### Stated task
Return the material below in full and exactly.

___ Material to process

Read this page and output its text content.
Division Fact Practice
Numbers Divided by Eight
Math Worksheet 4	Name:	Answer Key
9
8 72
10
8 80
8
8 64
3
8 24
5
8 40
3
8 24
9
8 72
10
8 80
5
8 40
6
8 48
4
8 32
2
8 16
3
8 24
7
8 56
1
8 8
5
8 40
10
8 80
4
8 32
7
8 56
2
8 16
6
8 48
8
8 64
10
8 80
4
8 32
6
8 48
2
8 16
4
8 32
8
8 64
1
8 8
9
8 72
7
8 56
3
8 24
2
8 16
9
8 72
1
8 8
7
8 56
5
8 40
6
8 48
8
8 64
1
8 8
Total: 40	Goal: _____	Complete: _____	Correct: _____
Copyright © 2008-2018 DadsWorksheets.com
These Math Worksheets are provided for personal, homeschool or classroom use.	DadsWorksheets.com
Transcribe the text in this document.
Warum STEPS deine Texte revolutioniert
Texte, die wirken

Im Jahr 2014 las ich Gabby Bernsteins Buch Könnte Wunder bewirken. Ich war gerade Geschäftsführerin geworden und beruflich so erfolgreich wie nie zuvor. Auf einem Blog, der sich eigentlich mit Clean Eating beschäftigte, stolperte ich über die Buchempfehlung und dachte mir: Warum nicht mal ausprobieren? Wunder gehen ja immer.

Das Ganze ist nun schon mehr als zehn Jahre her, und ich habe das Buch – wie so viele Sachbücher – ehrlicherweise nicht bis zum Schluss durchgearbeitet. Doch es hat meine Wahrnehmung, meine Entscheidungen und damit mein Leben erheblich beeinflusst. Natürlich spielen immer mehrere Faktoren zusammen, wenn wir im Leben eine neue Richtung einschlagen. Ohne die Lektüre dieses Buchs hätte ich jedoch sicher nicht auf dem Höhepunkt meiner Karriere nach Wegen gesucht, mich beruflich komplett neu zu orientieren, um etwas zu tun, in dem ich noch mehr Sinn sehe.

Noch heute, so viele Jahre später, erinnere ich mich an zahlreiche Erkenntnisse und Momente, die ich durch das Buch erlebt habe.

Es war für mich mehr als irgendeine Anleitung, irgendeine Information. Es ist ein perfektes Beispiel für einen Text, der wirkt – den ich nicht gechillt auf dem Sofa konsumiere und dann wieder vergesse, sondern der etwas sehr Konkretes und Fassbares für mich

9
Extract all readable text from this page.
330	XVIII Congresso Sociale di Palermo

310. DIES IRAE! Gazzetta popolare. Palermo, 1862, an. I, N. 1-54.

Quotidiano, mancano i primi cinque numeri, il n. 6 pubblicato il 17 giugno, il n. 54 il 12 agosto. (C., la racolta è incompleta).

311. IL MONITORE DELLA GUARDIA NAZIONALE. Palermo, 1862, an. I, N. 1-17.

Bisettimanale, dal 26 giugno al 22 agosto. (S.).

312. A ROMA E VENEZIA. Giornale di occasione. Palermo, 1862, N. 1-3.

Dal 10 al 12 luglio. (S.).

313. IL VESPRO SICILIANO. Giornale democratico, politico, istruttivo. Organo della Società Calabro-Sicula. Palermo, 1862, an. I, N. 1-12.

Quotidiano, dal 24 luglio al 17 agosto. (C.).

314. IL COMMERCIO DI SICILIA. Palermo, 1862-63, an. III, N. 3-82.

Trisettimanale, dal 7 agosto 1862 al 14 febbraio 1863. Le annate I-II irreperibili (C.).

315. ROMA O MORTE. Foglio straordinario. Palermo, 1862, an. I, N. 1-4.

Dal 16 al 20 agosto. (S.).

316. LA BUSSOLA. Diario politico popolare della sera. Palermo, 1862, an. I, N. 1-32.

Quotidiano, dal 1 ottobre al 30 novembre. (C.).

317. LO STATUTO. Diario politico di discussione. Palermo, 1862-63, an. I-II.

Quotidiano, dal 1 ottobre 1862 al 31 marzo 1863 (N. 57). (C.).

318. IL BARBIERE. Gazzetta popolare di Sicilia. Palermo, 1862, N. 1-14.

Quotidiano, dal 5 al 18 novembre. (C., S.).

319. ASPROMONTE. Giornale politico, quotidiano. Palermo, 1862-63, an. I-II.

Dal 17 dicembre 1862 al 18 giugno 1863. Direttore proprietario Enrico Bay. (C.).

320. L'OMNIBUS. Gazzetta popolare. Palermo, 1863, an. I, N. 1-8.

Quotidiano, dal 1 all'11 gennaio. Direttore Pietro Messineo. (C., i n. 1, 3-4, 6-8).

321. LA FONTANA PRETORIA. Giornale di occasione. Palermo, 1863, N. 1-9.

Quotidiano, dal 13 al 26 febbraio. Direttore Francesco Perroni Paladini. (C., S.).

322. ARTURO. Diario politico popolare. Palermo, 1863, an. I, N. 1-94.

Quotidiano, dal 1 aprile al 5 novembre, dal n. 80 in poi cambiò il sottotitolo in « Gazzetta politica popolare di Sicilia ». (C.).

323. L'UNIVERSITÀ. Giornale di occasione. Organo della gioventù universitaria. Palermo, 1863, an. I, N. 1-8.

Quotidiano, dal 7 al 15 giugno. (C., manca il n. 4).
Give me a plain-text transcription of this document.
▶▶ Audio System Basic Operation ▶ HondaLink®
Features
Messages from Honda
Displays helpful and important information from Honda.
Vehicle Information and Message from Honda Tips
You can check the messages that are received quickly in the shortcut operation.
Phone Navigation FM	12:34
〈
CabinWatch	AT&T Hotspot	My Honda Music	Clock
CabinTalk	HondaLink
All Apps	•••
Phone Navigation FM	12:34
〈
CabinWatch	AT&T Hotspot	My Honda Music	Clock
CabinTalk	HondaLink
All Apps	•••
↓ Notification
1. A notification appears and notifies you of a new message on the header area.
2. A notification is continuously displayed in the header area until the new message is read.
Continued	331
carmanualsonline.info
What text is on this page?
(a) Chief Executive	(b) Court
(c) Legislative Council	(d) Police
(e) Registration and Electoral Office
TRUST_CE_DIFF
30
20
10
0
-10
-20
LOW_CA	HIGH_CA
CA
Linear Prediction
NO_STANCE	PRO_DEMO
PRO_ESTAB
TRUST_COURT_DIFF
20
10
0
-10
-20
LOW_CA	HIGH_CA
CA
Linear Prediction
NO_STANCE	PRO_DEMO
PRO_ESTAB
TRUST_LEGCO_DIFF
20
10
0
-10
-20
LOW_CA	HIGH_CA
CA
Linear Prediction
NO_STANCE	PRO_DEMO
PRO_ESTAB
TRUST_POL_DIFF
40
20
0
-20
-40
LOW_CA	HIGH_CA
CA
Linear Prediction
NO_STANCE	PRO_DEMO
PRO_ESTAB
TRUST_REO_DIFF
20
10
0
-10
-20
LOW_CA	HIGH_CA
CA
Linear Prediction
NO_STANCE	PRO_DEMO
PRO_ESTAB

______

### Exercise result
Read this page and output its text content.
Division Fact Practice
Numbers Divided by Eight
Math Worksheet 4	Name:	Answer Key
9
8 72
10
8 80
8
8 64
3
8 24
5
8 40
3
8 24
9
8 72
10
8 80
5
8 40
6
8 48
4
8 32
2
8 16
3
8 24
7
8 56
1
8 8
5
8 40
10
8 80
4
8 32
7
8 56
2
8 16
6
8 48
8
8 64
10
8 80
4
8 32
6
8 48
2
8 16
4
8 32
8
8 64
1
8 8
9
8 72
7
8 56
3
8 24
2
8 16
9
8 72
1
8 8
7
8 56
5
8 40
6
8 48
8
8 64
1
8 8
Total: 40	Goal: _____	Complete: _____	Correct: _____
Copyright © 2008-2018 DadsWorksheets.com
These Math Worksheets are provided for personal, homeschool or classroom use.	DadsWorksheets.com
Transcribe the text in this document.
Warum STEPS deine Texte revolutioniert
Texte, die wirken

Im Jahr 2014 las ich Gabby Bernsteins Buch Könnte Wunder bewirken. Ich war gerade Geschäftsführerin geworden und beruflich so erfolgreich wie nie zuvor. Auf einem Blog, der sich eigentlich mit Clean Eating beschäftigte, stolperte ich über die Buchempfehlung und dachte mir: Warum nicht mal ausprobieren? Wunder gehen ja immer.

Das Ganze ist nun schon mehr als zehn Jahre her, und ich habe das Buch – wie so viele Sachbücher – ehrlicherweise nicht bis zum Schluss durchgearbeitet. Doch es hat meine Wahrnehmung, meine Entscheidungen und damit mein Leben erheblich beeinflusst. Natürlich spielen immer mehrere Faktoren zusammen, wenn wir im Leben eine neue Richtung einschlagen. Ohne die Lektüre dieses Buchs hätte ich jedoch sicher nicht auf dem Höhepunkt meiner Karriere nach Wegen gesucht, mich beruflich komplett neu zu orientieren, um etwas zu tun, in dem ich noch mehr Sinn sehe.

Noch heute, so viele Jahre später, erinnere ich mich an zahlreiche Erkenntnisse und Momente, die ich durch das Buch erlebt habe.

Es war für mich mehr als irgendeine Anleitung, irgendeine Information. Es ist ein perfektes Beispiel für einen Text, der wirkt – den ich nicht gechillt auf dem Sofa konsumiere und dann wieder vergesse, sondern der etwas sehr Konkretes und Fassbares für mich

9
Extract all readable text from this page.
330	XVIII Congresso Sociale di Palermo

310. DIES IRAE! Gazzetta popolare. Palermo, 1862, an. I, N. 1-54.

Quotidiano, mancano i primi cinque numeri, il n. 6 pubblicato il 17 giugno, il n. 54 il 12 agosto. (C., la racolta è incompleta).

311. IL MONITORE DELLA GUARDIA NAZIONALE. Palermo, 1862, an. I, N. 1-17.

Bisettimanale, dal 26 giugno al 22 agosto. (S.).

312. A ROMA E VENEZIA. Giornale di occasione. Palermo, 1862, N. 1-3.

Dal 10 al 12 luglio. (S.).

313. IL VESPRO SICILIANO. Giornale democratico, politico, istruttivo. Organo della Società Calabro-Sicula. Palermo, 1862, an. I, N. 1-12.

Quotidiano, dal 24 luglio al 17 agosto. (C.).

314. IL COMMERCIO DI SICILIA. Palermo, 1862-63, an. III, N. 3-82.

Trisettimanale, dal 7 agosto 1862 al 14 febbraio 1863. Le annate I-II irreperibili (C.).

315. ROMA O MORTE. Foglio straordinario. Palermo, 1862, an. I, N. 1-4.

Dal 16 al 20 agosto. (S.).

316. LA BUSSOLA. Diario politico popolare della sera. Palermo, 1862, an. I, N. 1-32.

Quotidiano, dal 1 ottobre al 30 novembre. (C.).

317. LO STATUTO. Diario politico di discussione. Palermo, 1862-63, an. I-II.

Quotidiano, dal 1 ottobre 1862 al 31 marzo 1863 (N. 57). (C.).

318. IL BARBIERE. Gazzetta popolare di Sicilia. Palermo, 1862, N. 1-14.

Quotidiano, dal 5 al 18 novembre. (C., S.).

319. ASPROMONTE. Giornale politico, quotidiano. Palermo, 1862-63, an. I-II.

Dal 17 dicembre 1862 al 18 giugno 1863. Direttore proprietario Enrico Bay. (C.).

320. L'OMNIBUS. Gazzetta popolare. Palermo, 1863, an. I, N. 1-8.

Quotidiano, dal 1 all'11 gennaio. Direttore Pietro Messineo. (C., i n. 1, 3-4, 6-8).

321. LA FONTANA PRETORIA. Giornale di occasione. Palermo, 1863, N. 1-9.

Quotidiano, dal 13 al 26 febbraio. Direttore Francesco Perroni Paladini. (C., S.).

322. ARTURO. Diario politico popolare. Palermo, 1863, an. I, N. 1-94.

Quotidiano, dal 1 aprile al 5 novembre, dal n. 80 in poi cambiò il sottotitolo in « Gazzetta politica popolare di Sicilia ». (C.).

323. L'UNIVERSITÀ. Giornale di occasione. Organo della gioventù universitaria. Palermo, 1863, an. I, N. 1-8.

Quotidiano, dal 7 al 15 giugno. (C., manca il n. 4).
Give me a plain-text transcription of this document.
▶▶ Audio System Basic Operation ▶ HondaLink®
Features
Messages from Honda
Displays helpful and important information from Honda.
Vehicle Information and Message from Honda Tips
You can check the messages that are received quickly in the shortcut operation.
Phone Navigation FM	12:34
〈
CabinWatch	AT&T Hotspot	My Honda Music	Clock
CabinTalk	HondaLink
All Apps	•••
Phone Navigation FM	12:34
〈
CabinWatch	AT&T Hotspot	My Honda Music	Clock
CabinTalk	HondaLink
All Apps	•••
↓ Notification
1. A notification appears and notifies you of a new message on the header area.
2. A notification is continuously displayed in the header area until the new message is read.
Continued	331
carmanualsonline.info
What text is on this page?
(a) Chief Executive	(b) Court
(c) Legislative Council	(d) Police
(e) Registration and Electoral Office
TRUST_CE_DIFF
30
20
10
0
-10
-20
LOW_CA	HIGH_CA
CA
Linear Prediction
NO_STANCE	PRO_DEMO
PRO_ESTAB
TRUST_COURT_DIFF
20
10
0
-10
-20
LOW_CA	HIGH_CA
CA
Linear Prediction
NO_STANCE	PRO_DEMO
PRO_ESTAB
TRUST_LEGCO_DIFF
20
10
0
-10
-20
LOW_CA	HIGH_CA
CA
Linear Prediction
NO_STANCE	PRO_DEMO
PRO_ESTAB
TRUST_POL_DIFF
40
20
0
-20
-40
LOW_CA	HIGH_CA
CA
Linear Prediction
NO_STANCE	PRO_DEMO
PRO_ESTAB
TRUST_REO_DIFF
20
10
0
-10
-20
LOW_CA	HIGH_CA
CA
Linear Prediction
NO_STANCE	PRO_DEMO
PRO_ESTAB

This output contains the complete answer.